* Records for the task *
[BEGIN]
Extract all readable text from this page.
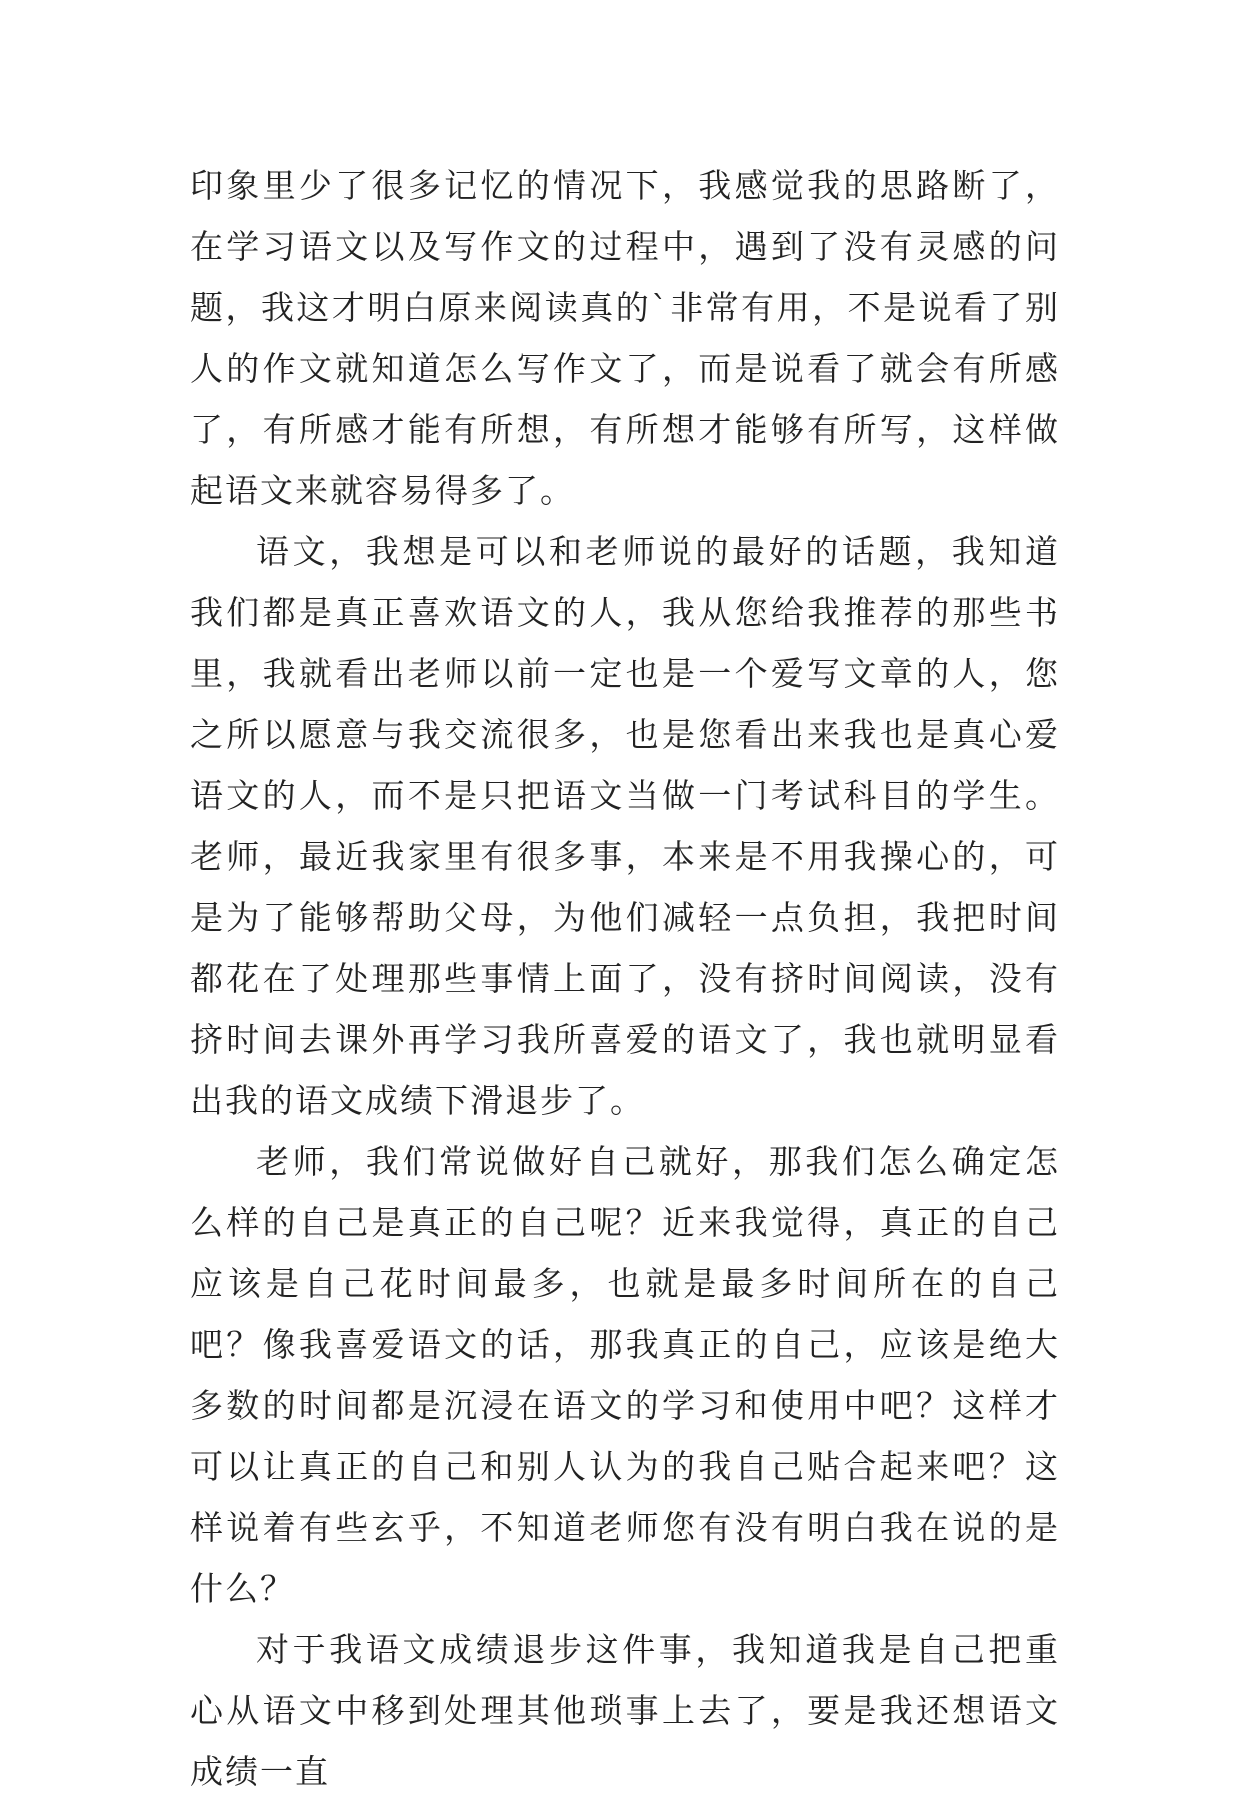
印象里少了很多记忆的情况下，我感觉我的思路断了，在学习语文以及写作文的过程中，遇到了没有灵感的问题，我这才明白原来阅读真的`非常有用，不是说看了别人的作文就知道怎么写作文了，而是说看了就会有所感了，有所感才能有所想，有所想才能够有所写，这样做起语文来就容易得多了。

语文，我想是可以和老师说的最好的话题，我知道我们都是真正喜欢语文的人，我从您给我推荐的那些书里，我就看出老师以前一定也是一个爱写文章的人，您之所以愿意与我交流很多，也是您看出来我也是真心爱语文的人，而不是只把语文当做一门考试科目的学生。老师，最近我家里有很多事，本来是不用我操心的，可是为了能够帮助父母，为他们减轻一点负担，我把时间都花在了处理那些事情上面了，没有挤时间阅读，没有挤时间去课外再学习我所喜爱的语文了，我也就明显看出我的语文成绩下滑退步了。

老师，我们常说做好自己就好，那我们怎么确定怎么样的自己是真正的自己呢？近来我觉得，真正的自己应该是自己花时间最多，也就是最多时间所在的自己吧？像我喜爱语文的话，那我真正的自己，应该是绝大多数的时间都是沉浸在语文的学习和使用中吧？这样才可以让真正的自己和别人认为的我自己贴合起来吧？这样说着有些玄乎，不知道老师您有没有明白我在说的是什么？

对于我语文成绩退步这件事，我知道我是自己把重心从语文中移到处理其他琐事上去了，要是我还想语文成绩一直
[END]
* Set task *
Write out each entry exactly as given, but skip the pictures.

* Solution to the problem *
Extract all readable text from this page.
印象里少了很多记忆的情况下，我感觉我的思路断了，在学习语文以及写作文的过程中，遇到了没有灵感的问题，我这才明白原来阅读真的`非常有用，不是说看了别人的作文就知道怎么写作文了，而是说看了就会有所感了，有所感才能有所想，有所想才能够有所写，这样做起语文来就容易得多了。

语文，我想是可以和老师说的最好的话题，我知道我们都是真正喜欢语文的人，我从您给我推荐的那些书里，我就看出老师以前一定也是一个爱写文章的人，您之所以愿意与我交流很多，也是您看出来我也是真心爱语文的人，而不是只把语文当做一门考试科目的学生。老师，最近我家里有很多事，本来是不用我操心的，可是为了能够帮助父母，为他们减轻一点负担，我把时间都花在了处理那些事情上面了，没有挤时间阅读，没有挤时间去课外再学习我所喜爱的语文了，我也就明显看出我的语文成绩下滑退步了。

老师，我们常说做好自己就好，那我们怎么确定怎么样的自己是真正的自己呢？近来我觉得，真正的自己应该是自己花时间最多，也就是最多时间所在的自己吧？像我喜爱语文的话，那我真正的自己，应该是绝大多数的时间都是沉浸在语文的学习和使用中吧？这样才可以让真正的自己和别人认为的我自己贴合起来吧？这样说着有些玄乎，不知道老师您有没有明白我在说的是什么？

对于我语文成绩退步这件事，我知道我是自己把重心从语文中移到处理其他琐事上去了，要是我还想语文成绩一直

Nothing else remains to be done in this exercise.